Aim: Look for "placeholder" in the listing below. Gather each line that contains it.

Data rows:
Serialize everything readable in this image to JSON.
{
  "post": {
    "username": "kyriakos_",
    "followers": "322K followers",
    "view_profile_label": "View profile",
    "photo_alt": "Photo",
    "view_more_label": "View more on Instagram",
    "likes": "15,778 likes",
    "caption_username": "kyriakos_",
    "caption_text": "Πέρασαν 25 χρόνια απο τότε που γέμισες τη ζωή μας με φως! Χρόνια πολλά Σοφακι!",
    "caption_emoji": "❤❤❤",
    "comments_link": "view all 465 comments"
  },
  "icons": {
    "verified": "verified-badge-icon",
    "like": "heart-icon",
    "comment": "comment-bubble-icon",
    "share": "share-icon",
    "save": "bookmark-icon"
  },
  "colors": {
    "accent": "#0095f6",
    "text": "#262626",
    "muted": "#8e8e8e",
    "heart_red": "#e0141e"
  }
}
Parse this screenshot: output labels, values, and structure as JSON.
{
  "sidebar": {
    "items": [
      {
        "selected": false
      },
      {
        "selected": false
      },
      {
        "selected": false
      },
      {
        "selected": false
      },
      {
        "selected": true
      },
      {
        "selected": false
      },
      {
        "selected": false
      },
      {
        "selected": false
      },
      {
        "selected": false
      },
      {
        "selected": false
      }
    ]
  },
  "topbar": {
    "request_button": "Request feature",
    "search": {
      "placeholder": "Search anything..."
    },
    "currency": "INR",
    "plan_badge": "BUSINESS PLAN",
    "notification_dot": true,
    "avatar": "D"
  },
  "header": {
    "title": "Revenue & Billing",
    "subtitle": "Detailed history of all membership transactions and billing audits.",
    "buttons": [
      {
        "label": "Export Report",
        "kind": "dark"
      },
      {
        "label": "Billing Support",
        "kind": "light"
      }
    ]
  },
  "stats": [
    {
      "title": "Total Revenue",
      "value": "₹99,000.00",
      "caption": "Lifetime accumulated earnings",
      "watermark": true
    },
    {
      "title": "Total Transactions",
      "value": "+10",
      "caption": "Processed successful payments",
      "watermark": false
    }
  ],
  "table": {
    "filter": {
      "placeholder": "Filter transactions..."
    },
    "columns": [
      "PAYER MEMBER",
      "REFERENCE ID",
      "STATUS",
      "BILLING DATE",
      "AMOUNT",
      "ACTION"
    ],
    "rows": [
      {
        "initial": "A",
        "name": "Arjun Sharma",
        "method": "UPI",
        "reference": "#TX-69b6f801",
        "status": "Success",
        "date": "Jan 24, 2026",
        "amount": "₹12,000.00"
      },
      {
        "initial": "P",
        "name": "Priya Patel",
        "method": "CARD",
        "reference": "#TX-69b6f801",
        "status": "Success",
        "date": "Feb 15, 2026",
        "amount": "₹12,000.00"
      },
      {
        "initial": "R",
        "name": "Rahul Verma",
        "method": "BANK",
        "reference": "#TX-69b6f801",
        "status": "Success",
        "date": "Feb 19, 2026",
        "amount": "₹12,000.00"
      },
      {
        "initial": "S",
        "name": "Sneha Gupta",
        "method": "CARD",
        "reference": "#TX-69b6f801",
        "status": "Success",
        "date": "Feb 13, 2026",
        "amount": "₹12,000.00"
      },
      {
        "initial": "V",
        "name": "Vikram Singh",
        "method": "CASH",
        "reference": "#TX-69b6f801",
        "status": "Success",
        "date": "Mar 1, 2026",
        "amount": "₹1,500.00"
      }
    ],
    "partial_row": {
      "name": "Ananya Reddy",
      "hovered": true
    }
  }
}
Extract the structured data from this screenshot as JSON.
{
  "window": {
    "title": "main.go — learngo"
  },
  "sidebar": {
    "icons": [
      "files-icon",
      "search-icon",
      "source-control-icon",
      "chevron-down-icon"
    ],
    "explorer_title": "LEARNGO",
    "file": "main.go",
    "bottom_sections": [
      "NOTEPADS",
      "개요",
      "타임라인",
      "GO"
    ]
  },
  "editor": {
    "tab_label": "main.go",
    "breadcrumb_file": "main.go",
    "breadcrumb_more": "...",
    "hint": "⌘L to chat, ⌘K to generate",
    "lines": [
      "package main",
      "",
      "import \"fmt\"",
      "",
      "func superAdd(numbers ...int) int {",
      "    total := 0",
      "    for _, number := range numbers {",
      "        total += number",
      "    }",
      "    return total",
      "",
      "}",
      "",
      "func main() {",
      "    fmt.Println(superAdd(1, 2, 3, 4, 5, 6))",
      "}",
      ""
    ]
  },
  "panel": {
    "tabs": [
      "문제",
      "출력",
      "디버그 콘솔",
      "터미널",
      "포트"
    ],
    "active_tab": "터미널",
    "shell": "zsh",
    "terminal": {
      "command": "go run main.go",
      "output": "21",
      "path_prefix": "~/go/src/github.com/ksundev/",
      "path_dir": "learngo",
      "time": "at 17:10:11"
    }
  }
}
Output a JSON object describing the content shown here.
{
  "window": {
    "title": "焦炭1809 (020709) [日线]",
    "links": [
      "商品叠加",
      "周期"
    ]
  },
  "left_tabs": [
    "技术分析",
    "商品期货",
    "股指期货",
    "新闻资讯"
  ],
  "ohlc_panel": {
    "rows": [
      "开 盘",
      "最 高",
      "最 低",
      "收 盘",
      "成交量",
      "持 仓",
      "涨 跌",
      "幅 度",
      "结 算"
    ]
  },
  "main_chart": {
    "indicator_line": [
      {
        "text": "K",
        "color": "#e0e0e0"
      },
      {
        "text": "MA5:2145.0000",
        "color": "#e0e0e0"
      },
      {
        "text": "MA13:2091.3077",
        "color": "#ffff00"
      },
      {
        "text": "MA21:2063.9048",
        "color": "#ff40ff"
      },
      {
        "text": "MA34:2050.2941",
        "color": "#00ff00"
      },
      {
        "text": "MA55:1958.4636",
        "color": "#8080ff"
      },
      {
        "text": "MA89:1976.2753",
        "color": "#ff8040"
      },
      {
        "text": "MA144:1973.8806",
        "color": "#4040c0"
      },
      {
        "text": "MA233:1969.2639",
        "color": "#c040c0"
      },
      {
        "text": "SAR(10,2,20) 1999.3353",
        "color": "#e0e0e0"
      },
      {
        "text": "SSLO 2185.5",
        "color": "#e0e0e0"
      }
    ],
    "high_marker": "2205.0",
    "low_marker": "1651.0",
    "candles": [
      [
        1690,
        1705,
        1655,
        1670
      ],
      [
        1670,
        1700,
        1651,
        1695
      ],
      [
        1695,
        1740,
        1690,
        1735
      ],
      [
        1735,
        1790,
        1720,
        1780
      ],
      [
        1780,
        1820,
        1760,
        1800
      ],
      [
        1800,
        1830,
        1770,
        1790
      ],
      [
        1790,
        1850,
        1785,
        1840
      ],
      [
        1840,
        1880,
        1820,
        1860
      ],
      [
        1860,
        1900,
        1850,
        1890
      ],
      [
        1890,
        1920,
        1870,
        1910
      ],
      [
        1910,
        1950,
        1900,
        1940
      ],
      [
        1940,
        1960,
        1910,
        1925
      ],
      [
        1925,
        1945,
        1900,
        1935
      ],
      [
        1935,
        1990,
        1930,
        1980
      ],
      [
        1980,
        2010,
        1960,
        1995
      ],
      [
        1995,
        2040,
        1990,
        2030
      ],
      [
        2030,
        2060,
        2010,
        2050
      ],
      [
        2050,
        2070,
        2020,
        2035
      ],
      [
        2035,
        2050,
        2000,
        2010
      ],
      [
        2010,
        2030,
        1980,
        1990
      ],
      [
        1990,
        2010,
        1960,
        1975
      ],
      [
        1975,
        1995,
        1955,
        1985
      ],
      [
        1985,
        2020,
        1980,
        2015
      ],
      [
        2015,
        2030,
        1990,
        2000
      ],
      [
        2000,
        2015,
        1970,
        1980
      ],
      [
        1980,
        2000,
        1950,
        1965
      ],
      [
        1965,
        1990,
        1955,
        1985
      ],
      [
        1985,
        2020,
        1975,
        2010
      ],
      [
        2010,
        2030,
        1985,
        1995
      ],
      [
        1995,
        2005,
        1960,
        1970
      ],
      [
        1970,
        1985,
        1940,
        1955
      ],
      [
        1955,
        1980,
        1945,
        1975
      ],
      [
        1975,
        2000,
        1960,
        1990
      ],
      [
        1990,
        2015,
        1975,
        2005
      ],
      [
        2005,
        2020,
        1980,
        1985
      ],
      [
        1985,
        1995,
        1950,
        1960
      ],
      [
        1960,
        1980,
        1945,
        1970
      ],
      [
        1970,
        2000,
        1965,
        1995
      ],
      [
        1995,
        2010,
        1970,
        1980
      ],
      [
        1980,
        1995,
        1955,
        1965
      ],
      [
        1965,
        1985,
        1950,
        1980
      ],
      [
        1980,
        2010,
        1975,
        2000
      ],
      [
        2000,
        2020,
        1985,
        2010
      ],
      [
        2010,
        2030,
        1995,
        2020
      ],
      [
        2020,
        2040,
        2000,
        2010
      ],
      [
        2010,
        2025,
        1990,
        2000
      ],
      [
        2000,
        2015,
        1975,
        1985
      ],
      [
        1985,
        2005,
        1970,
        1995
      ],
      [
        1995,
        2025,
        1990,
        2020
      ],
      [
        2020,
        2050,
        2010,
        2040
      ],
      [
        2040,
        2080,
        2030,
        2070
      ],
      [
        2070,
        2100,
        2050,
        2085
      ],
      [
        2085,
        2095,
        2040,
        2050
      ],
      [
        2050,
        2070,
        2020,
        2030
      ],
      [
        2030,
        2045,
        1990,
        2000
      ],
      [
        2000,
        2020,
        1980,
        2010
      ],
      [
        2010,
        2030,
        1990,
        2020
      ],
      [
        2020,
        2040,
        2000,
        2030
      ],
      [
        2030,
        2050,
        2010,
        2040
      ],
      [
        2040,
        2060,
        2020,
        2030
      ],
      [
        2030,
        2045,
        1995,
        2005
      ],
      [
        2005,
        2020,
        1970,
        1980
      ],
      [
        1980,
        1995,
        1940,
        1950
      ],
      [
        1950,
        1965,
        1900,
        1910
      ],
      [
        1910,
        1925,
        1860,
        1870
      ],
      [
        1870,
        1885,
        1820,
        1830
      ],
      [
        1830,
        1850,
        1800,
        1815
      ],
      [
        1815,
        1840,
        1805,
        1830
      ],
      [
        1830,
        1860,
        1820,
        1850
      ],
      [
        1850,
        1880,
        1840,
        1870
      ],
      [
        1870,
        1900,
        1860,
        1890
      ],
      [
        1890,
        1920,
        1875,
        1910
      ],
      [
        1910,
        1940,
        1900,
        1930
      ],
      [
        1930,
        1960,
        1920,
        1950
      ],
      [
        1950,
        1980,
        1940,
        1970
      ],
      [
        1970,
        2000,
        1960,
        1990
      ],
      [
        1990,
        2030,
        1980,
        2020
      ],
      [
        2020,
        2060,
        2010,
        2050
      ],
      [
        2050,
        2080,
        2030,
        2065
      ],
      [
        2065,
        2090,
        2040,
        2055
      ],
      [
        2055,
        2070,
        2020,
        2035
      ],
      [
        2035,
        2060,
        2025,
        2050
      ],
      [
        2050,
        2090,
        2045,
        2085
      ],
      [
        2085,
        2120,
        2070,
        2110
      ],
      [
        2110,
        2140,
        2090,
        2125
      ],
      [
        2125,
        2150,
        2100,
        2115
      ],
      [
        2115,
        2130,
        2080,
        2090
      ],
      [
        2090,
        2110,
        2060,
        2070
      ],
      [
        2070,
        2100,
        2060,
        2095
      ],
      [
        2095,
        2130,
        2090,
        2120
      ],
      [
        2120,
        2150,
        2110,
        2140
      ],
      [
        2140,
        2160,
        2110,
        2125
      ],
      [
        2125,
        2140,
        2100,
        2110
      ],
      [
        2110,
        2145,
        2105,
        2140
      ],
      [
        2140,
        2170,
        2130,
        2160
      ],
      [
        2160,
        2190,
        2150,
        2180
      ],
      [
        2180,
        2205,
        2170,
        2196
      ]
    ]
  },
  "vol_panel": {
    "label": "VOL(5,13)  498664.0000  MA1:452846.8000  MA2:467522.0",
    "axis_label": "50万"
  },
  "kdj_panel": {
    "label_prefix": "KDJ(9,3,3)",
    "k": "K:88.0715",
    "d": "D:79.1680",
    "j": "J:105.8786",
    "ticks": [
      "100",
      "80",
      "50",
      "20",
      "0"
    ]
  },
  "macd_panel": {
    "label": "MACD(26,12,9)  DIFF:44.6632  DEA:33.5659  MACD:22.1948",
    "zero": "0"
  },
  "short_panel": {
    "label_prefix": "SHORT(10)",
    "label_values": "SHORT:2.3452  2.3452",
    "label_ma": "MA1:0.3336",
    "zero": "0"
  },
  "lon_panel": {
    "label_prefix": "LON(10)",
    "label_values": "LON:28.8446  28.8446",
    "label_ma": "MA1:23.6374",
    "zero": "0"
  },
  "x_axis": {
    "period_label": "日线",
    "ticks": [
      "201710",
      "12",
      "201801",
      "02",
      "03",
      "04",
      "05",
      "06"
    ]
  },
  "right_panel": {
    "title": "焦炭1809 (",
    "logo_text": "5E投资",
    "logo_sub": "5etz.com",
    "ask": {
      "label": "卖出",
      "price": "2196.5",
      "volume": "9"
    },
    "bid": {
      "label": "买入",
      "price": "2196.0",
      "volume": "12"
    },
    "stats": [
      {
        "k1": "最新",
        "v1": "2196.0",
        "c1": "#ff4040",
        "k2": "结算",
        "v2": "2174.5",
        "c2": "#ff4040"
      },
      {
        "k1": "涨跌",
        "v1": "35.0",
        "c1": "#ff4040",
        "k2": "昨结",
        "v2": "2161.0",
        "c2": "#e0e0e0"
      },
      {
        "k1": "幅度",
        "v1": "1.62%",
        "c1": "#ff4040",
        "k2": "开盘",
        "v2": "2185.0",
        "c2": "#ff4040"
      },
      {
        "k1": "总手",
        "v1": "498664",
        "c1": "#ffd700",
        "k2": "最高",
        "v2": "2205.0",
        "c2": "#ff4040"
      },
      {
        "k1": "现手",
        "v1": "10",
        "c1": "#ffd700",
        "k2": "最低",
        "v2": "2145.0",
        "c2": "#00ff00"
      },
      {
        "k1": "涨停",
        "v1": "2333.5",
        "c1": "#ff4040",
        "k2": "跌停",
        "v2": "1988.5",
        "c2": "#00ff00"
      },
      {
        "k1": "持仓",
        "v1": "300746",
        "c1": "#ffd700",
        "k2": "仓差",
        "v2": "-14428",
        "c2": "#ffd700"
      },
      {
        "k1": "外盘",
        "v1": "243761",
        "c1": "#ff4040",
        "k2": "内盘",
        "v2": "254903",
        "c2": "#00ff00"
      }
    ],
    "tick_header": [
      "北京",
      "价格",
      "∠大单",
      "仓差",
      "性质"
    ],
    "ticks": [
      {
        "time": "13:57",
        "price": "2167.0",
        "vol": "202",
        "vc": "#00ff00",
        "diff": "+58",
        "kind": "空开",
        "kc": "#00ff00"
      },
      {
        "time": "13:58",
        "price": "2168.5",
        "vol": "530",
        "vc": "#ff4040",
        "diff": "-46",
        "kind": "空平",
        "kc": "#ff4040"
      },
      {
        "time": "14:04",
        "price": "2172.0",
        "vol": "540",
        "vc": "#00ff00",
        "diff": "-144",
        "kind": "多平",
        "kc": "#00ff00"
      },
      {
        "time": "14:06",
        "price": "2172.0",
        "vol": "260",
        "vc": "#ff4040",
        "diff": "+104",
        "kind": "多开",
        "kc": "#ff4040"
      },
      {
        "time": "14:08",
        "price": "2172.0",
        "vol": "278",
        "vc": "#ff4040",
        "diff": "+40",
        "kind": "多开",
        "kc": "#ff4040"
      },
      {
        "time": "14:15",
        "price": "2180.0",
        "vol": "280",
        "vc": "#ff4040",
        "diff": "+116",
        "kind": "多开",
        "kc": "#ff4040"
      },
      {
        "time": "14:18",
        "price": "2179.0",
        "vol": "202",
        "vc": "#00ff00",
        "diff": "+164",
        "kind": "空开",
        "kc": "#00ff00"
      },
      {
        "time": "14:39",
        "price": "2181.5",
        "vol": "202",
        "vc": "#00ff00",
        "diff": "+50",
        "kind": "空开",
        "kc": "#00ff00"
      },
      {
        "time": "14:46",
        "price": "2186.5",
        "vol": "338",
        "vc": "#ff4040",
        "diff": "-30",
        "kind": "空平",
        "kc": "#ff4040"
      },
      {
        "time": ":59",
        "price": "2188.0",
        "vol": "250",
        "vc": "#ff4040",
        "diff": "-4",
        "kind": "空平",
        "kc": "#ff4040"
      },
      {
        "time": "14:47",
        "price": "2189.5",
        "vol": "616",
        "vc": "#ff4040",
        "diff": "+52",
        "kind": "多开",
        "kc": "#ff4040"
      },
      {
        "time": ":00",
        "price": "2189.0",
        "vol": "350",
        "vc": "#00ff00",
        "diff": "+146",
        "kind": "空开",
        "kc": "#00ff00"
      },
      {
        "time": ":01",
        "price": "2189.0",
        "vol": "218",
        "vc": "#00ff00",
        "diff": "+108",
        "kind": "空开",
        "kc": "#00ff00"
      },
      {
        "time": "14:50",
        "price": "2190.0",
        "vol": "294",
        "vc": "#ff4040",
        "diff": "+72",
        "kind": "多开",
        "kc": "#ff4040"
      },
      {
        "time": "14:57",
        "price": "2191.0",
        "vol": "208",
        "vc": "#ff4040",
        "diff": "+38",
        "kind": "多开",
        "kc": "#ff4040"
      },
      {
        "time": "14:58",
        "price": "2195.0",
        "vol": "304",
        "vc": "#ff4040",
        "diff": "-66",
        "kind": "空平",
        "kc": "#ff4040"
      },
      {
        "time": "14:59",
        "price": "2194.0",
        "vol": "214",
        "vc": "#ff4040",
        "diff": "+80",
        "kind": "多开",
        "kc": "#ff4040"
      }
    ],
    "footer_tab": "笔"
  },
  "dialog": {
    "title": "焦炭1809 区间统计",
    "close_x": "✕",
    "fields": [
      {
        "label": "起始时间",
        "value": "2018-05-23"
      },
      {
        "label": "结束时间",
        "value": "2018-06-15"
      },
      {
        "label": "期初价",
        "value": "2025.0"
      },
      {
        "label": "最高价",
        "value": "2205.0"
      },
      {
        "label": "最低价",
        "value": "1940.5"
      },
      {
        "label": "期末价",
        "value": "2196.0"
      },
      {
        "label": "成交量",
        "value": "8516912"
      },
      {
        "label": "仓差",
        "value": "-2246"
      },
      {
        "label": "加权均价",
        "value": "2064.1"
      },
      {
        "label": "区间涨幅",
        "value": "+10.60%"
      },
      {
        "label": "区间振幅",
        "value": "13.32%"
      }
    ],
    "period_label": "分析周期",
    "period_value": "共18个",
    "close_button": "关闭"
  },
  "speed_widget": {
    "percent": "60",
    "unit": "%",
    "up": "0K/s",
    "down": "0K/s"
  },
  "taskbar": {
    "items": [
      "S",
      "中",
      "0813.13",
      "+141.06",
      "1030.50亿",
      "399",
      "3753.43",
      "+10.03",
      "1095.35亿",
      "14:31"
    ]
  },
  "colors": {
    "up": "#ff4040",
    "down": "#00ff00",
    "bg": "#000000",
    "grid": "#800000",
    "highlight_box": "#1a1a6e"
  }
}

Correct response:
      "placeholder": "Search anything..."
      "placeholder": "Filter transactions..."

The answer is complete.